▶ **To be done**: Take all the material and copy it exactly.

▶ **Information given**:
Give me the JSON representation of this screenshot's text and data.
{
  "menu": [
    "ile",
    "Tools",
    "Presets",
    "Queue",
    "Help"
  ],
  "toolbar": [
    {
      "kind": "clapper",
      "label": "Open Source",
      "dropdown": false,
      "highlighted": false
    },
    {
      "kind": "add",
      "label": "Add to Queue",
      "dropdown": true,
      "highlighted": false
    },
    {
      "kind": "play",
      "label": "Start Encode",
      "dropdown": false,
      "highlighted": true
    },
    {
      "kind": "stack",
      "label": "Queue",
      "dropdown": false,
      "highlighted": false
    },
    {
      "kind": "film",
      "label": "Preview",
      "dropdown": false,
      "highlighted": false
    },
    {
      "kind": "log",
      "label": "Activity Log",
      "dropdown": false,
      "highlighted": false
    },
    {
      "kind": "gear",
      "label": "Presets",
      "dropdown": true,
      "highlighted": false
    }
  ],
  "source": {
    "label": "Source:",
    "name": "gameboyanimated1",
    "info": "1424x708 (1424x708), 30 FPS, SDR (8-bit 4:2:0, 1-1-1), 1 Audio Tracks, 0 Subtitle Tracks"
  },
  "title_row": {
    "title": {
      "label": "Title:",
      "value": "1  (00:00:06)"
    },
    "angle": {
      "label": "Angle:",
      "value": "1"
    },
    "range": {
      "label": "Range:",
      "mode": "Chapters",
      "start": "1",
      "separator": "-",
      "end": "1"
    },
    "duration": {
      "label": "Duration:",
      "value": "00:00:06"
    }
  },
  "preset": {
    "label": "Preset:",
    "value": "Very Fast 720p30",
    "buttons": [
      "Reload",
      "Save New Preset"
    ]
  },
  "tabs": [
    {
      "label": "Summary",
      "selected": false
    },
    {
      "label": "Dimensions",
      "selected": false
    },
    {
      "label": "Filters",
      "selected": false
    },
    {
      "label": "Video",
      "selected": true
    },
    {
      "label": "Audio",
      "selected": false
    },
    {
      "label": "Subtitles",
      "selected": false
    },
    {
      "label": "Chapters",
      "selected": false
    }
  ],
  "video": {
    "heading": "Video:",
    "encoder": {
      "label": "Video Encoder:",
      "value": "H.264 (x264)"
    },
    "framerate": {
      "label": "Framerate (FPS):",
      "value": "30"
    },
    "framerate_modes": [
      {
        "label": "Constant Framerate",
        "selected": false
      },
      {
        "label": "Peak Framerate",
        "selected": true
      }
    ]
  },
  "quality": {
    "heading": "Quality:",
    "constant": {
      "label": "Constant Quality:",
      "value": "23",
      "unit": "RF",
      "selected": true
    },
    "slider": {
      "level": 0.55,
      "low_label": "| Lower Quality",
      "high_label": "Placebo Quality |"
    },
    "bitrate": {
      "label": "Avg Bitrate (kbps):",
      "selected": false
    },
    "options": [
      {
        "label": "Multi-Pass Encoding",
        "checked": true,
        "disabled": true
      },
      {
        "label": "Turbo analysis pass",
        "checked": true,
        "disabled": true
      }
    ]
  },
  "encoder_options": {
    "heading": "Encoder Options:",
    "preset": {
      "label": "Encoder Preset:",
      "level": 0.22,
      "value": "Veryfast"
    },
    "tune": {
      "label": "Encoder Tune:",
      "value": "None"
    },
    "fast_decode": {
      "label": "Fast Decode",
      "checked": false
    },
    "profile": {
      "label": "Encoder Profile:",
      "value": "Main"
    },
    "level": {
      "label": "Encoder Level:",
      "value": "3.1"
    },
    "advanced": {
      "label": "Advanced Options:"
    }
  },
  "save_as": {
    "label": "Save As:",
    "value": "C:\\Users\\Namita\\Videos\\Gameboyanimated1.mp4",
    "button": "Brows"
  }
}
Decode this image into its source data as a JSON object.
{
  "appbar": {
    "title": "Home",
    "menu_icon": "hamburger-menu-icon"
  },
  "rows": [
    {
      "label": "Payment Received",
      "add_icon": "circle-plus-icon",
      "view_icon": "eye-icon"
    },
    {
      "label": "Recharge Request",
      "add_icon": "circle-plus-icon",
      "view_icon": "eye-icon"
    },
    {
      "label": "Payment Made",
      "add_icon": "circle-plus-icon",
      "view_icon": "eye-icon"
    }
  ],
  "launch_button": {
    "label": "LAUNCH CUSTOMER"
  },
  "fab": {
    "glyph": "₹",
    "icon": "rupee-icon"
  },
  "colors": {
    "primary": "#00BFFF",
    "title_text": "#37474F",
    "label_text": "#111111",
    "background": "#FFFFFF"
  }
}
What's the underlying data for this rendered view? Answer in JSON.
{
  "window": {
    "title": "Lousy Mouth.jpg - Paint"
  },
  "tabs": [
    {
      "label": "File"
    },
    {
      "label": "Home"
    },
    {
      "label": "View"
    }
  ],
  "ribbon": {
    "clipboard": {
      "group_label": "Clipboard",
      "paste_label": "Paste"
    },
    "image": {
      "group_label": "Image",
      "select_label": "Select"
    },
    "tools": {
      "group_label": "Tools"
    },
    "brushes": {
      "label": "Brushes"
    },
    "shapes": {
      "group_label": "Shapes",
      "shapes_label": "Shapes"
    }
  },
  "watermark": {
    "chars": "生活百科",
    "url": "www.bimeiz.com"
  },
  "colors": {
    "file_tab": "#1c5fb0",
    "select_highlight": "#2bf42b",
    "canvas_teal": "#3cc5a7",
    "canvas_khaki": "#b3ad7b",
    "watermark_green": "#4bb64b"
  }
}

▶ **Final result**:
Give me the JSON representation of this screenshot's text and data.
{
  "menu": [
    "ile",
    "Tools",
    "Presets",
    "Queue",
    "Help"
  ],
  "toolbar": [
    {
      "kind": "clapper",
      "label": "Open Source",
      "dropdown": false,
      "highlighted": false
    },
    {
      "kind": "add",
      "label": "Add to Queue",
      "dropdown": true,
      "highlighted": false
    },
    {
      "kind": "play",
      "label": "Start Encode",
      "dropdown": false,
      "highlighted": true
    },
    {
      "kind": "stack",
      "label": "Queue",
      "dropdown": false,
      "highlighted": false
    },
    {
      "kind": "film",
      "label": "Preview",
      "dropdown": false,
      "highlighted": false
    },
    {
      "kind": "log",
      "label": "Activity Log",
      "dropdown": false,
      "highlighted": false
    },
    {
      "kind": "gear",
      "label": "Presets",
      "dropdown": true,
      "highlighted": false
    }
  ],
  "source": {
    "label": "Source:",
    "name": "gameboyanimated1",
    "info": "1424x708 (1424x708), 30 FPS, SDR (8-bit 4:2:0, 1-1-1), 1 Audio Tracks, 0 Subtitle Tracks"
  },
  "title_row": {
    "title": {
      "label": "Title:",
      "value": "1  (00:00:06)"
    },
    "angle": {
      "label": "Angle:",
      "value": "1"
    },
    "range": {
      "label": "Range:",
      "mode": "Chapters",
      "start": "1",
      "separator": "-",
      "end": "1"
    },
    "duration": {
      "label": "Duration:",
      "value": "00:00:06"
    }
  },
  "preset": {
    "label": "Preset:",
    "value": "Very Fast 720p30",
    "buttons": [
      "Reload",
      "Save New Preset"
    ]
  },
  "tabs": [
    {
      "label": "Summary",
      "selected": false
    },
    {
      "label": "Dimensions",
      "selected": false
    },
    {
      "label": "Filters",
      "selected": false
    },
    {
      "label": "Video",
      "selected": true
    },
    {
      "label": "Audio",
      "selected": false
    },
    {
      "label": "Subtitles",
      "selected": false
    },
    {
      "label": "Chapters",
      "selected": false
    }
  ],
  "video": {
    "heading": "Video:",
    "encoder": {
      "label": "Video Encoder:",
      "value": "H.264 (x264)"
    },
    "framerate": {
      "label": "Framerate (FPS):",
      "value": "30"
    },
    "framerate_modes": [
      {
        "label": "Constant Framerate",
        "selected": false
      },
      {
        "label": "Peak Framerate",
        "selected": true
      }
    ]
  },
  "quality": {
    "heading": "Quality:",
    "constant": {
      "label": "Constant Quality:",
      "value": "23",
      "unit": "RF",
      "selected": true
    },
    "slider": {
      "level": 0.55,
      "low_label": "| Lower Quality",
      "high_label": "Placebo Quality |"
    },
    "bitrate": {
      "label": "Avg Bitrate (kbps):",
      "selected": false
    },
    "options": [
      {
        "label": "Multi-Pass Encoding",
        "checked": true,
        "disabled": true
      },
      {
        "label": "Turbo analysis pass",
        "checked": true,
        "disabled": true
      }
    ]
  },
  "encoder_options": {
    "heading": "Encoder Options:",
    "preset": {
      "label": "Encoder Preset:",
      "level": 0.22,
      "value": "Veryfast"
    },
    "tune": {
      "label": "Encoder Tune:",
      "value": "None"
    },
    "fast_decode": {
      "label": "Fast Decode",
      "checked": false
    },
    "profile": {
      "label": "Encoder Profile:",
      "value": "Main"
    },
    "level": {
      "label": "Encoder Level:",
      "value": "3.1"
    },
    "advanced": {
      "label": "Advanced Options:"
    }
  },
  "save_as": {
    "label": "Save As:",
    "value": "C:\\Users\\Namita\\Videos\\Gameboyanimated1.mp4",
    "button": "Brows"
  }
}
Decode this image into its source data as a JSON object.
{
  "appbar": {
    "title": "Home",
    "menu_icon": "hamburger-menu-icon"
  },
  "rows": [
    {
      "label": "Payment Received",
      "add_icon": "circle-plus-icon",
      "view_icon": "eye-icon"
    },
    {
      "label": "Recharge Request",
      "add_icon": "circle-plus-icon",
      "view_icon": "eye-icon"
    },
    {
      "label": "Payment Made",
      "add_icon": "circle-plus-icon",
      "view_icon": "eye-icon"
    }
  ],
  "launch_button": {
    "label": "LAUNCH CUSTOMER"
  },
  "fab": {
    "glyph": "₹",
    "icon": "rupee-icon"
  },
  "colors": {
    "primary": "#00BFFF",
    "title_text": "#37474F",
    "label_text": "#111111",
    "background": "#FFFFFF"
  }
}
What's the underlying data for this rendered view? Answer in JSON.
{
  "window": {
    "title": "Lousy Mouth.jpg - Paint"
  },
  "tabs": [
    {
      "label": "File"
    },
    {
      "label": "Home"
    },
    {
      "label": "View"
    }
  ],
  "ribbon": {
    "clipboard": {
      "group_label": "Clipboard",
      "paste_label": "Paste"
    },
    "image": {
      "group_label": "Image",
      "select_label": "Select"
    },
    "tools": {
      "group_label": "Tools"
    },
    "brushes": {
      "label": "Brushes"
    },
    "shapes": {
      "group_label": "Shapes",
      "shapes_label": "Shapes"
    }
  },
  "watermark": {
    "chars": "生活百科",
    "url": "www.bimeiz.com"
  },
  "colors": {
    "file_tab": "#1c5fb0",
    "select_highlight": "#2bf42b",
    "canvas_teal": "#3cc5a7",
    "canvas_khaki": "#b3ad7b",
    "watermark_green": "#4bb64b"
  }
}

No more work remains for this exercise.